-- Short task --
The data below is to be returned in full and exactly.

--- Data section ---

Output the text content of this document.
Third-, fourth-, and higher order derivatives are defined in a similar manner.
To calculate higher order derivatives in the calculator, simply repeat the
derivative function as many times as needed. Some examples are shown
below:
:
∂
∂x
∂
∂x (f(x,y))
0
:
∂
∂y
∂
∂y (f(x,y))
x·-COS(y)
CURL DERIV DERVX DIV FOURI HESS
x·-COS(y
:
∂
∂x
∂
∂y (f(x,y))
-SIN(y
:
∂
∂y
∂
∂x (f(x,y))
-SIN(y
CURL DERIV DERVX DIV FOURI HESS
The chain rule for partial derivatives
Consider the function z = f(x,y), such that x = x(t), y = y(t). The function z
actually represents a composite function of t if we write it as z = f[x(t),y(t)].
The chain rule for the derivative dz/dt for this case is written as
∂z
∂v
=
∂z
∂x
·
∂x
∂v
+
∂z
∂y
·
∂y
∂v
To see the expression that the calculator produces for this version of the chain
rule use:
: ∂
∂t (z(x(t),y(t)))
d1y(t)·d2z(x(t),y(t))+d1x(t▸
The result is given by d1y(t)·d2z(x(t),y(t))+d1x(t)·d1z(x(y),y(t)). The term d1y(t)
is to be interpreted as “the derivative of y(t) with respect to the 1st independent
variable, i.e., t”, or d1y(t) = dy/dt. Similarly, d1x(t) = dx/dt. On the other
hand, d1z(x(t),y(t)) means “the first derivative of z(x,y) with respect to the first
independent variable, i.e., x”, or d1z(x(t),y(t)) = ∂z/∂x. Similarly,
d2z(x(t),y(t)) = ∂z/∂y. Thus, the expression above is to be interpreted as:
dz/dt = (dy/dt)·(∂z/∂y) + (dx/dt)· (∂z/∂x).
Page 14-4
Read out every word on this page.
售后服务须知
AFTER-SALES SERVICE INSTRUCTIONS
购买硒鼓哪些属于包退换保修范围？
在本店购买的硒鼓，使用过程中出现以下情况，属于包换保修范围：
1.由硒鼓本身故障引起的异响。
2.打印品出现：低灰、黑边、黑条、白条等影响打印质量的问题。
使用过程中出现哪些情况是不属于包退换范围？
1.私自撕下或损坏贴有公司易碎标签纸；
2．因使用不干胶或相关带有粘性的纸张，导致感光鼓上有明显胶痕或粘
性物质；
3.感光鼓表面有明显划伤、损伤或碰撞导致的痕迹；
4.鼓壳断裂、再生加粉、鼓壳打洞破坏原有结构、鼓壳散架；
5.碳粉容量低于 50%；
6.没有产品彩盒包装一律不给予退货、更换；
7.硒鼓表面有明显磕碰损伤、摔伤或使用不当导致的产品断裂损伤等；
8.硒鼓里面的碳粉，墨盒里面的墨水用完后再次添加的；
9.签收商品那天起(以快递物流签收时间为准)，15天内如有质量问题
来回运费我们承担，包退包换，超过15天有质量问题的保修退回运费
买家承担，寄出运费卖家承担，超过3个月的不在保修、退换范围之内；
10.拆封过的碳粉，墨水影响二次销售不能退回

---

-- Solution to the problem --
Output the text content of this document.
Third-, fourth-, and higher order derivatives are defined in a similar manner.
To calculate higher order derivatives in the calculator, simply repeat the
derivative function as many times as needed. Some examples are shown
below:
:
∂
∂x
∂
∂x (f(x,y))
0
:
∂
∂y
∂
∂y (f(x,y))
x·-COS(y)
CURL DERIV DERVX DIV FOURI HESS
x·-COS(y
:
∂
∂x
∂
∂y (f(x,y))
-SIN(y
:
∂
∂y
∂
∂x (f(x,y))
-SIN(y
CURL DERIV DERVX DIV FOURI HESS
The chain rule for partial derivatives
Consider the function z = f(x,y), such that x = x(t), y = y(t). The function z
actually represents a composite function of t if we write it as z = f[x(t),y(t)].
The chain rule for the derivative dz/dt for this case is written as
∂z
∂v
=
∂z
∂x
·
∂x
∂v
+
∂z
∂y
·
∂y
∂v
To see the expression that the calculator produces for this version of the chain
rule use:
: ∂
∂t (z(x(t),y(t)))
d1y(t)·d2z(x(t),y(t))+d1x(t▸
The result is given by d1y(t)·d2z(x(t),y(t))+d1x(t)·d1z(x(y),y(t)). The term d1y(t)
is to be interpreted as “the derivative of y(t) with respect to the 1st independent
variable, i.e., t”, or d1y(t) = dy/dt. Similarly, d1x(t) = dx/dt. On the other
hand, d1z(x(t),y(t)) means “the first derivative of z(x,y) with respect to the first
independent variable, i.e., x”, or d1z(x(t),y(t)) = ∂z/∂x. Similarly,
d2z(x(t),y(t)) = ∂z/∂y. Thus, the expression above is to be interpreted as:
dz/dt = (dy/dt)·(∂z/∂y) + (dx/dt)· (∂z/∂x).
Page 14-4
Read out every word on this page.
售后服务须知
AFTER-SALES SERVICE INSTRUCTIONS
购买硒鼓哪些属于包退换保修范围？
在本店购买的硒鼓，使用过程中出现以下情况，属于包换保修范围：
1.由硒鼓本身故障引起的异响。
2.打印品出现：低灰、黑边、黑条、白条等影响打印质量的问题。
使用过程中出现哪些情况是不属于包退换范围？
1.私自撕下或损坏贴有公司易碎标签纸；
2．因使用不干胶或相关带有粘性的纸张，导致感光鼓上有明显胶痕或粘
性物质；
3.感光鼓表面有明显划伤、损伤或碰撞导致的痕迹；
4.鼓壳断裂、再生加粉、鼓壳打洞破坏原有结构、鼓壳散架；
5.碳粉容量低于 50%；
6.没有产品彩盒包装一律不给予退货、更换；
7.硒鼓表面有明显磕碰损伤、摔伤或使用不当导致的产品断裂损伤等；
8.硒鼓里面的碳粉，墨盒里面的墨水用完后再次添加的；
9.签收商品那天起(以快递物流签收时间为准)，15天内如有质量问题
来回运费我们承担，包退包换，超过15天有质量问题的保修退回运费
买家承担，寄出运费卖家承担，超过3个月的不在保修、退换范围之内；
10.拆封过的碳粉，墨水影响二次销售不能退回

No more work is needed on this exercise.